** start of Records supplied **

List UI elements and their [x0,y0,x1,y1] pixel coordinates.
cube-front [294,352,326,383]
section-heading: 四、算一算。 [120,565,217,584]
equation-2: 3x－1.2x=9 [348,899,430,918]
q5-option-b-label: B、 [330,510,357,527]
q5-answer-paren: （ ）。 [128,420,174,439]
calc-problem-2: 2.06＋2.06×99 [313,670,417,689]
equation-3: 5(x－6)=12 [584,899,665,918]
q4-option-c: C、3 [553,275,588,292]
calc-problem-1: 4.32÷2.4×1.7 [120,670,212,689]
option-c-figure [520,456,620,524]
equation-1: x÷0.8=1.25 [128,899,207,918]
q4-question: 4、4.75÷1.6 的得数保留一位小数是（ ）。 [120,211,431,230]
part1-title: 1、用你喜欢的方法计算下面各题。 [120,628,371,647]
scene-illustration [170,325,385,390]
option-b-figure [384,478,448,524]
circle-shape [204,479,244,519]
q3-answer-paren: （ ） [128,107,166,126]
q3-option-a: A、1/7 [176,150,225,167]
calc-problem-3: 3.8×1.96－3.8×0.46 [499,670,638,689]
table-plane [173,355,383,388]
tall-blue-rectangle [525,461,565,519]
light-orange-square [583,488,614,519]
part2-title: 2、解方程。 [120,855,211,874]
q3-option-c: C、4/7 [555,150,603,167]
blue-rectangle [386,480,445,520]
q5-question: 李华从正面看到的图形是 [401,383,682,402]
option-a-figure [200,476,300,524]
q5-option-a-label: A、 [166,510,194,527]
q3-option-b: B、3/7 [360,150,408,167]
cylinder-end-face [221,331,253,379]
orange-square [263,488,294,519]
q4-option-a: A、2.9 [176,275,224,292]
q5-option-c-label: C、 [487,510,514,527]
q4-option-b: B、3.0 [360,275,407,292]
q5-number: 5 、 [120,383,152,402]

** end of Records supplied **

Written task:
Print every line of the entries above again, character for character, with nothing added or left out.

Expected output:
List UI elements and their [x0,y0,x1,y1] pixel coordinates.
cube-front [294,352,326,383]
section-heading: 四、算一算。 [120,565,217,584]
equation-2: 3x－1.2x=9 [348,899,430,918]
q5-option-b-label: B、 [330,510,357,527]
q5-answer-paren: （ ）。 [128,420,174,439]
calc-problem-2: 2.06＋2.06×99 [313,670,417,689]
equation-3: 5(x－6)=12 [584,899,665,918]
q4-option-c: C、3 [553,275,588,292]
calc-problem-1: 4.32÷2.4×1.7 [120,670,212,689]
option-c-figure [520,456,620,524]
equation-1: x÷0.8=1.25 [128,899,207,918]
q4-question: 4、4.75÷1.6 的得数保留一位小数是（ ）。 [120,211,431,230]
part1-title: 1、用你喜欢的方法计算下面各题。 [120,628,371,647]
scene-illustration [170,325,385,390]
option-b-figure [384,478,448,524]
circle-shape [204,479,244,519]
q3-answer-paren: （ ） [128,107,166,126]
q3-option-a: A、1/7 [176,150,225,167]
calc-problem-3: 3.8×1.96－3.8×0.46 [499,670,638,689]
table-plane [173,355,383,388]
tall-blue-rectangle [525,461,565,519]
light-orange-square [583,488,614,519]
part2-title: 2、解方程。 [120,855,211,874]
q3-option-c: C、4/7 [555,150,603,167]
blue-rectangle [386,480,445,520]
q5-question: 李华从正面看到的图形是 [401,383,682,402]
option-a-figure [200,476,300,524]
q5-option-a-label: A、 [166,510,194,527]
q3-option-b: B、3/7 [360,150,408,167]
cylinder-end-face [221,331,253,379]
orange-square [263,488,294,519]
q4-option-a: A、2.9 [176,275,224,292]
q5-option-c-label: C、 [487,510,514,527]
q4-option-b: B、3.0 [360,275,407,292]
q5-number: 5 、 [120,383,152,402]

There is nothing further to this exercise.